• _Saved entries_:

[Begin]

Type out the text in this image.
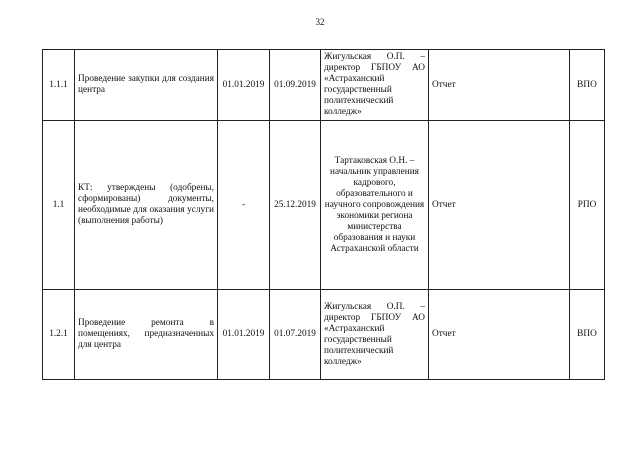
32
1.1.1	Проведение закупки для создания центра	01.01.2019	01.09.2019	Жигульская О.П. – директор ГБПОУ АО «Астраханский государственный политехнический колледж»	Отчет	ВПО
1.1	КТ: утверждены (одобрены, сформированы) документы, необходимые для оказания услуги (выполнения работы)	-	25.12.2019	Тартаковская О.Н. – начальник управления кадрового, образовательного и научного сопровождения экономики региона министерства образования и науки Астраханской области	Отчет	РПО
1.2.1	Проведение ремонта в помещениях, предназначенных для центра	01.01.2019	01.07.2019	Жигульская О.П. – директор ГБПОУ АО «Астраханский государственный политехнический колледж»	Отчет	ВПО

[End]

• _Given task_: Without including the pictures, return each record above exactly as it stands.

• _The solution_:
Type out the text in this image.
32
1.1.1	Проведение закупки для создания центра	01.01.2019	01.09.2019	Жигульская О.П. – директор ГБПОУ АО «Астраханский государственный политехнический колледж»	Отчет	ВПО
1.1	КТ: утверждены (одобрены, сформированы) документы, необходимые для оказания услуги (выполнения работы)	-	25.12.2019	Тартаковская О.Н. – начальник управления кадрового, образовательного и научного сопровождения экономики региона министерства образования и науки Астраханской области	Отчет	РПО
1.2.1	Проведение ремонта в помещениях, предназначенных для центра	01.01.2019	01.07.2019	Жигульская О.П. – директор ГБПОУ АО «Астраханский государственный политехнический колледж»	Отчет	ВПО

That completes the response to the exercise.